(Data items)
○ ○ ○ ○ ○ ○ ○

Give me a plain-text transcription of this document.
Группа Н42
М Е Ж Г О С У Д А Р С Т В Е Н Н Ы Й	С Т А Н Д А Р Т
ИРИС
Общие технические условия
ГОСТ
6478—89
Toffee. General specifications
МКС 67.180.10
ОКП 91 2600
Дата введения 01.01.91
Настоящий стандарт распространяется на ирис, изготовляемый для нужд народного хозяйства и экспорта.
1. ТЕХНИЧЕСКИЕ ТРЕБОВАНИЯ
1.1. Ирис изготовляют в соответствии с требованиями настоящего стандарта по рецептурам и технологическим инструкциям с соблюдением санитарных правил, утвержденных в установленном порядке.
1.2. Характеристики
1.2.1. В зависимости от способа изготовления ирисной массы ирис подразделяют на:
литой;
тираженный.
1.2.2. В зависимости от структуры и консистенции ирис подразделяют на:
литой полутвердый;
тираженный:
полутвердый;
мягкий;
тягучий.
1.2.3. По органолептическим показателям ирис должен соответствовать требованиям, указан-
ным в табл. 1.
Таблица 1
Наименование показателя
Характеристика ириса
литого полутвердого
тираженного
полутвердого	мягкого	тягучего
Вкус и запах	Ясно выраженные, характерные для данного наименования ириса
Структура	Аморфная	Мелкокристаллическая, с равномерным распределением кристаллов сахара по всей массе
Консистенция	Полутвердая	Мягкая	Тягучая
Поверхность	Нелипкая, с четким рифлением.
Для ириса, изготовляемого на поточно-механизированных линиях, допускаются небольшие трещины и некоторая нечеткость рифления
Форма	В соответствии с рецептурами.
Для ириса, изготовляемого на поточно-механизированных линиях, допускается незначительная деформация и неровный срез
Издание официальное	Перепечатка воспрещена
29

○ ○ ○ ○ ○ ○ ○

Copy out each line exactly.

Give me a plain-text transcription of this document.
Группа Н42
М Е Ж Г О С У Д А Р С Т В Е Н Н Ы Й	С Т А Н Д А Р Т
ИРИС
Общие технические условия
ГОСТ
6478—89
Toffee. General specifications
МКС 67.180.10
ОКП 91 2600
Дата введения 01.01.91
Настоящий стандарт распространяется на ирис, изготовляемый для нужд народного хозяйства и экспорта.
1. ТЕХНИЧЕСКИЕ ТРЕБОВАНИЯ
1.1. Ирис изготовляют в соответствии с требованиями настоящего стандарта по рецептурам и технологическим инструкциям с соблюдением санитарных правил, утвержденных в установленном порядке.
1.2. Характеристики
1.2.1. В зависимости от способа изготовления ирисной массы ирис подразделяют на:
литой;
тираженный.
1.2.2. В зависимости от структуры и консистенции ирис подразделяют на:
литой полутвердый;
тираженный:
полутвердый;
мягкий;
тягучий.
1.2.3. По органолептическим показателям ирис должен соответствовать требованиям, указан-
ным в табл. 1.
Таблица 1
Наименование показателя
Характеристика ириса
литого полутвердого
тираженного
полутвердого	мягкого	тягучего
Вкус и запах	Ясно выраженные, характерные для данного наименования ириса
Структура	Аморфная	Мелкокристаллическая, с равномерным распределением кристаллов сахара по всей массе
Консистенция	Полутвердая	Мягкая	Тягучая
Поверхность	Нелипкая, с четким рифлением.
Для ириса, изготовляемого на поточно-механизированных линиях, допускаются небольшие трещины и некоторая нечеткость рифления
Форма	В соответствии с рецептурами.
Для ириса, изготовляемого на поточно-механизированных линиях, допускается незначительная деформация и неровный срез
Издание официальное	Перепечатка воспрещена
29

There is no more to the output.